• WHAT NEEDS TO BE DONE: Return each line containing the string "xlabel".

Some records:
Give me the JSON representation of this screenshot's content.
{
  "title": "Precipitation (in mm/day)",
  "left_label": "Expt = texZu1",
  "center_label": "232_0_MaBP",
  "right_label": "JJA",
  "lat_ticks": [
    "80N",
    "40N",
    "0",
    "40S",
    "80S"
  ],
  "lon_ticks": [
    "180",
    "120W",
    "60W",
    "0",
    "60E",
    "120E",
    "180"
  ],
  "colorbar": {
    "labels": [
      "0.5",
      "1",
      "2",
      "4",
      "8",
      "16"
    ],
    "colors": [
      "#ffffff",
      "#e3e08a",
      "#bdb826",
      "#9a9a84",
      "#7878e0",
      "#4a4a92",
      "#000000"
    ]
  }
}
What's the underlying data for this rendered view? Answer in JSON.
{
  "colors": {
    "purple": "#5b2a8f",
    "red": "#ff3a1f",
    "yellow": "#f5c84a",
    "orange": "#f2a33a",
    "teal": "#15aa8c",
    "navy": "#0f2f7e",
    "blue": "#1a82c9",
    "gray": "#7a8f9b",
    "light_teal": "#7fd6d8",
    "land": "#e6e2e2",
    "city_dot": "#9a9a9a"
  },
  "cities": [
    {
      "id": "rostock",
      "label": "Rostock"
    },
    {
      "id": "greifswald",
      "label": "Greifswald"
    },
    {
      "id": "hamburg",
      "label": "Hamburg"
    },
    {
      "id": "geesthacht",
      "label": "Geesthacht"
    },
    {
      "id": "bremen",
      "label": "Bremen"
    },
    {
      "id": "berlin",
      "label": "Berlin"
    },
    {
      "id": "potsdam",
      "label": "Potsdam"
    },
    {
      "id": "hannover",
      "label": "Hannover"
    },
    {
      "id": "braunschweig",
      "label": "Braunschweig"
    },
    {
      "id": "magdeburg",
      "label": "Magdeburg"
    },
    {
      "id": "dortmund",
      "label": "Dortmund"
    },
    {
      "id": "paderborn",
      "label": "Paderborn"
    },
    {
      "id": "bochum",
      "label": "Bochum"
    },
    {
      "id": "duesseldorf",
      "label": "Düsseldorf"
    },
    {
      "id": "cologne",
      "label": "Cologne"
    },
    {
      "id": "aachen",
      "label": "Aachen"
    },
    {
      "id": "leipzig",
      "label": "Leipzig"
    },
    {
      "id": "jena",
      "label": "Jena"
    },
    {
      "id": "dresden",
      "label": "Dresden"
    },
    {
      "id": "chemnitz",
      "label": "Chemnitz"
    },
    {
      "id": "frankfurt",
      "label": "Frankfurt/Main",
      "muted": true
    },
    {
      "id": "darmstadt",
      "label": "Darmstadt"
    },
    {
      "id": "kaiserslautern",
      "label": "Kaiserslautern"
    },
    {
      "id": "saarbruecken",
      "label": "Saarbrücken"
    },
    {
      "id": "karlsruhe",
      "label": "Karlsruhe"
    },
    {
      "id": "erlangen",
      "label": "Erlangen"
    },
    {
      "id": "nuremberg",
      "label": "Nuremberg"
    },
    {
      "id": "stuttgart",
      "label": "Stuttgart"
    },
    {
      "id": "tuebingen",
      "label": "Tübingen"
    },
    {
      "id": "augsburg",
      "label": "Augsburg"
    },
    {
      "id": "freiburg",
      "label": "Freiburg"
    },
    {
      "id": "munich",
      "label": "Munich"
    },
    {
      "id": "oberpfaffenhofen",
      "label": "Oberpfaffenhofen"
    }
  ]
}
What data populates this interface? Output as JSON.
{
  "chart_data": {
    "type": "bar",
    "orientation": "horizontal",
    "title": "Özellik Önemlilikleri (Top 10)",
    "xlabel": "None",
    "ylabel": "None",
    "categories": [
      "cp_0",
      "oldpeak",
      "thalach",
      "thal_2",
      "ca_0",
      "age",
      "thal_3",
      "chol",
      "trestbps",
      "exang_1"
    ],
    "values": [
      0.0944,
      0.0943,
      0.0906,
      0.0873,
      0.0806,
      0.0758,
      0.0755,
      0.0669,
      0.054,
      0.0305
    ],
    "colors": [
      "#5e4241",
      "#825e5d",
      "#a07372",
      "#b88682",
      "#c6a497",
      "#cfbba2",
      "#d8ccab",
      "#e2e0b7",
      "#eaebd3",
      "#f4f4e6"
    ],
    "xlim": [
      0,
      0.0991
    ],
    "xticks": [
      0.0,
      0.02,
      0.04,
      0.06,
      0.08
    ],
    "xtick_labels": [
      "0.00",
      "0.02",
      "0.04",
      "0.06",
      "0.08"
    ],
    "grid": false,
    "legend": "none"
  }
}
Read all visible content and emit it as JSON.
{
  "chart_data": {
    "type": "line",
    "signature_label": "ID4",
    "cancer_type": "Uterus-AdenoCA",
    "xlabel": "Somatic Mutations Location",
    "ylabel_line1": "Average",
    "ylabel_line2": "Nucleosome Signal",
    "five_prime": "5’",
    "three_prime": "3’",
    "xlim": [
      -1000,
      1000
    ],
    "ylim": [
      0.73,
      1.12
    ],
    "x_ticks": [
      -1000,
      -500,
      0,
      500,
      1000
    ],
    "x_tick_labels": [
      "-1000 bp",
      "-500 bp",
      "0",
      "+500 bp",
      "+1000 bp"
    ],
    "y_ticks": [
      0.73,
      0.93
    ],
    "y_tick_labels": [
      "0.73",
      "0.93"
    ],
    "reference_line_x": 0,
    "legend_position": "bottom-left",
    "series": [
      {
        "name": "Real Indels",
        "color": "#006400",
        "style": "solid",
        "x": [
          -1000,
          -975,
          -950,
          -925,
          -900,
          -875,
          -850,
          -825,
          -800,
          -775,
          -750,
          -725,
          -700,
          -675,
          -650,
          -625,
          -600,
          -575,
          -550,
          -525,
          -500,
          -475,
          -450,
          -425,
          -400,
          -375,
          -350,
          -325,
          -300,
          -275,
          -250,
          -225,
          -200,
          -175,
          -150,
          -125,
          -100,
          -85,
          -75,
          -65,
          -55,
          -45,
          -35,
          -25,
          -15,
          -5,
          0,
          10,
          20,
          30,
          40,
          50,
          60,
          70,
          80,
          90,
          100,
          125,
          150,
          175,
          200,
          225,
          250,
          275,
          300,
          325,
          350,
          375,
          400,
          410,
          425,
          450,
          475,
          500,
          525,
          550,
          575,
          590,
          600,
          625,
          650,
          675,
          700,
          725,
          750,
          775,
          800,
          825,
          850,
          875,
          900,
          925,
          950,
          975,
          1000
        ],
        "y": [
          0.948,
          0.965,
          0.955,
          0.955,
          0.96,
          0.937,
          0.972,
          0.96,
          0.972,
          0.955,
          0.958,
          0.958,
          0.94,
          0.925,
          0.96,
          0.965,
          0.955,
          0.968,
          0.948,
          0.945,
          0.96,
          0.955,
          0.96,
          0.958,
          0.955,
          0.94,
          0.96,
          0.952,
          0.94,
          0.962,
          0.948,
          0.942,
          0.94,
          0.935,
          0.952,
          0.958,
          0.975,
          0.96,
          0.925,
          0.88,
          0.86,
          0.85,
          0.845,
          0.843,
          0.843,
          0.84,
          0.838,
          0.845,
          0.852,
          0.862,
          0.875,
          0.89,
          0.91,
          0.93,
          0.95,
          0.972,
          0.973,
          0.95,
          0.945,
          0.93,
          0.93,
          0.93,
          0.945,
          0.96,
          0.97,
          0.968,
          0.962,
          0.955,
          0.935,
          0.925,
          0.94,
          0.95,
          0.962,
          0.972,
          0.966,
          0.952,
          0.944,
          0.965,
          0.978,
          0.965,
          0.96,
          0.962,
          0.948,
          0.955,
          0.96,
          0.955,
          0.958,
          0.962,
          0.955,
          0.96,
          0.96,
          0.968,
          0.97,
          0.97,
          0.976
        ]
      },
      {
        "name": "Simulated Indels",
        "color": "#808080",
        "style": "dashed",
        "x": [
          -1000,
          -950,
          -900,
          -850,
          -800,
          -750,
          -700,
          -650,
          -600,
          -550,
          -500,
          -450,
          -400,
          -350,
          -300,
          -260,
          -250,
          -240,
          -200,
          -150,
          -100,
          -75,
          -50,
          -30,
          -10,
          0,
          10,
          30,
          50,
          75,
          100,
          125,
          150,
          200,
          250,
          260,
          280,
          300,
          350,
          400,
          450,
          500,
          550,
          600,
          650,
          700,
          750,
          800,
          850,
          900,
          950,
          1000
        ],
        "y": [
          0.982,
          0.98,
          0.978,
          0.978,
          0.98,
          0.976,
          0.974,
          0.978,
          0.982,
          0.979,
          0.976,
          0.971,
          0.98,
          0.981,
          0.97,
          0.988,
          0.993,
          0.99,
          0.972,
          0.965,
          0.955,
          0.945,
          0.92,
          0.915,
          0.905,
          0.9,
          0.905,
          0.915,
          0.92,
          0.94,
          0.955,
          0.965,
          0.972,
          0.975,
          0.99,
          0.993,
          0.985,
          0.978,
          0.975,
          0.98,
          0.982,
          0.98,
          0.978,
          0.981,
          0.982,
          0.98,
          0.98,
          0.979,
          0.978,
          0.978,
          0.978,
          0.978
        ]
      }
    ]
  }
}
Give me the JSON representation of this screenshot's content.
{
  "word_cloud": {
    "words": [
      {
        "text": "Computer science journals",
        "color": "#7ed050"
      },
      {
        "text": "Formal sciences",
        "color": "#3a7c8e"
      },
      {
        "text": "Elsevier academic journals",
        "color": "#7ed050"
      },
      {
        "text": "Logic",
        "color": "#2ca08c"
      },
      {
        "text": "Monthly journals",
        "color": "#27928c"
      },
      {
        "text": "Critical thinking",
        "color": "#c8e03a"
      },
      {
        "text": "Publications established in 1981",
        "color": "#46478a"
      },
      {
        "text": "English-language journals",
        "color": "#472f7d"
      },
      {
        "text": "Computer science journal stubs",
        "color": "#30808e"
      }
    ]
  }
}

• SOLUTION TO THIS TASK:
    "xlabel": "None",
    "xlabel": "Somatic Mutations Location",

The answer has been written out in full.